### SET EXERCISE 1
According to the text on Python imports, what happens if the wildcard form of import is used inside a class or function definition?
### SET EXERCISE 2
In the text on Python imports, rewrite the paragraph beginning "When specifying what module to import" as a short bulleted list that keeps its main facts.
### SET EXERCISE 3
Continue the text on Python imports from the point where it stops.

### SOURCE TEXT
--------------------------------

The *public names* defined by a module are determined by checking the
module's namespace for a variable named ``__all__``; if defined, it
must be a sequence of strings which are names defined or imported by
that module.  The names given in ``__all__`` are all considered public
and are required to exist.  If ``__all__`` is not defined, the set of
public names includes all names found in the module's namespace which
do not begin with an underscore character (``'_'``). ``__all__``
should contain the entire public API. It is intended to avoid
accidentally exporting items that are not part of the API (such as
library modules which were imported and used within the module).

The ``from`` form with ``*`` may only occur in a module scope.  The
wild card form of import --- ``import *`` --- is only allowed at the
module level. Attempting to use it in class or function definitions
will raise a ``SyntaxError``.

When specifying what module to import you do not have to specify the
absolute name of the module. When a module or package is contained
within another package it is possible to make a relative import within
the same top package without having to mention the package name. By
using leading dots in the specified module or package after ``from``
you can specify how high to traverse up the current package hierarchy
without specifying exact names. One leading dot means the current
package where the module making the import exists. Two dots means up
one package level. Three dots is up two levels, etc. So if you execute
``from . import mod`` from a module in the ``pkg`` package then you
will end up importing ``pkg.mod``. If you execute ``from ..subpkg2
import mod`` from within ``pkg.subpkg1`` you will import
``pkg.subpkg2.mod``. The specification for relative imports is
contained within **PEP 328**.

--------------------------------

### DATASET ROWS
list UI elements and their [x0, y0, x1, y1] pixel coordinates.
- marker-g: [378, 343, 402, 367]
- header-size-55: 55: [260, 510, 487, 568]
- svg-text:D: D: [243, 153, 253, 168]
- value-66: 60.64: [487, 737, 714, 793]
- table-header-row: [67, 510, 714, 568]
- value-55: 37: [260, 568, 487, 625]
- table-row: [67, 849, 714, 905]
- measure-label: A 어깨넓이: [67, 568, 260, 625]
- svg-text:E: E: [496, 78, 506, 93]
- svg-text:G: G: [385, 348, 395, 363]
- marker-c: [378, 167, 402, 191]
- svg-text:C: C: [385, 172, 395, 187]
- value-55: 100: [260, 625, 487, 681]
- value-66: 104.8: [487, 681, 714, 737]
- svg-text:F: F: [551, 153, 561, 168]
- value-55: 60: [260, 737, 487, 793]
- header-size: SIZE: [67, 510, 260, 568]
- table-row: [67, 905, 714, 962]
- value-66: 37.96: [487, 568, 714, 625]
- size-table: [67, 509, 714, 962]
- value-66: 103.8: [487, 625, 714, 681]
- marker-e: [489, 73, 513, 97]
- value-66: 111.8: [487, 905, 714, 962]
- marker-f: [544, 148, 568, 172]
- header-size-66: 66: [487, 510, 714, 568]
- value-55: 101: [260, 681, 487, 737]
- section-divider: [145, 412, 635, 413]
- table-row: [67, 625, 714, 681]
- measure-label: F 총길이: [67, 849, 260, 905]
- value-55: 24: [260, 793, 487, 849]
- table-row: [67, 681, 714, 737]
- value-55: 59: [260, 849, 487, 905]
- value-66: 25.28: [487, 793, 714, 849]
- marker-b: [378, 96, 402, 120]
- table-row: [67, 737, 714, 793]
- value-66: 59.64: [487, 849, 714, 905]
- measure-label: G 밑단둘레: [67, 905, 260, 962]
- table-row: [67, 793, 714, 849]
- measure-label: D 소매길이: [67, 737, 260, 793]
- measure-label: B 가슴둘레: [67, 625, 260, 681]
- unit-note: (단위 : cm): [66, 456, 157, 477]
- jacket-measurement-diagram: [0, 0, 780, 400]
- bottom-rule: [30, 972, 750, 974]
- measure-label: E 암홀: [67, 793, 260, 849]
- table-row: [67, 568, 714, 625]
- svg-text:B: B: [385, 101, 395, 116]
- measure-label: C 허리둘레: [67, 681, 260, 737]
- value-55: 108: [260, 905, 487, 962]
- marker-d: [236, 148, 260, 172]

--------------------------------

### WRITTEN REPLY 1
It raises a ``SyntaxError``.

### WRITTEN REPLY 2
- You do not have to give a module's absolute name when importing it.
- A module or package inside another package can make a relative import within the same top package without naming the package.
- Leading dots after ``from`` set how far to go up the current package hierarchy:
  - One dot means the current package, where the importing module exists.
  - Two dots mean one package level up.
  - Three dots mean two levels up, and so on.
- ``from . import mod`` run from a module in the ``pkg`` package imports ``pkg.mod``.
- ``from ..subpkg2 import mod`` run from within ``pkg.subpkg1`` imports ``pkg.subpkg2.mod``.
- **PEP 328** contains the specification for relative imports.

### WRITTEN REPLY 3
``importlib.import_module()`` is provided to support applications that
determine which modules need to be loaded dynamically.


Future statements
-----------------

A *future statement* is a directive to the compiler that a particular
module should be compiled using syntax or semantics that will be
available in a specified future release of Python.  The future
statement is intended to ease migration to future versions of Python
that introduce incompatible changes to the language.  It allows use of
the new features on a per-module basis before the release in which the
feature becomes standard.

   future_statement ::= "from" "__future__" "import" feature ["as" name]
                        ("," feature ["as" name])*
                        | "from" "__future__" "import" "(" feature ["as" name]
                        ("," feature ["as" name])* [","] ")"
   feature          ::= identifier
   name             ::= identifier

A future statement must appear near the top of the module.  The only
lines that can appear before a future statement are:

* the module docstring (if any),

* comments,

* blank lines, and

* other future statements.

The features recognized by Python 3.0 are ``absolute_import``,
``division``, ``generators``, ``unicode_literals``,
``print_function``, ``nested_scopes`` and ``with_statement``.  They
are all redundant because they are always enabled, and only kept for
backwards compatibility.

A future statement is recognized and treated specially at compile
time: Changes to the semantics of core constructs are often
implemented by generating different code.  It may even be the case
that a new feature introduces new incompatible syntax (such as a new
reserved word), in which case the compiler may need to parse the
module differently.  Such decisions cannot be pushed off until
runtime.

For any given release, the compiler knows which feature names have
been defined, and raises a compile-time error if a future statement
contains a feature not known to it.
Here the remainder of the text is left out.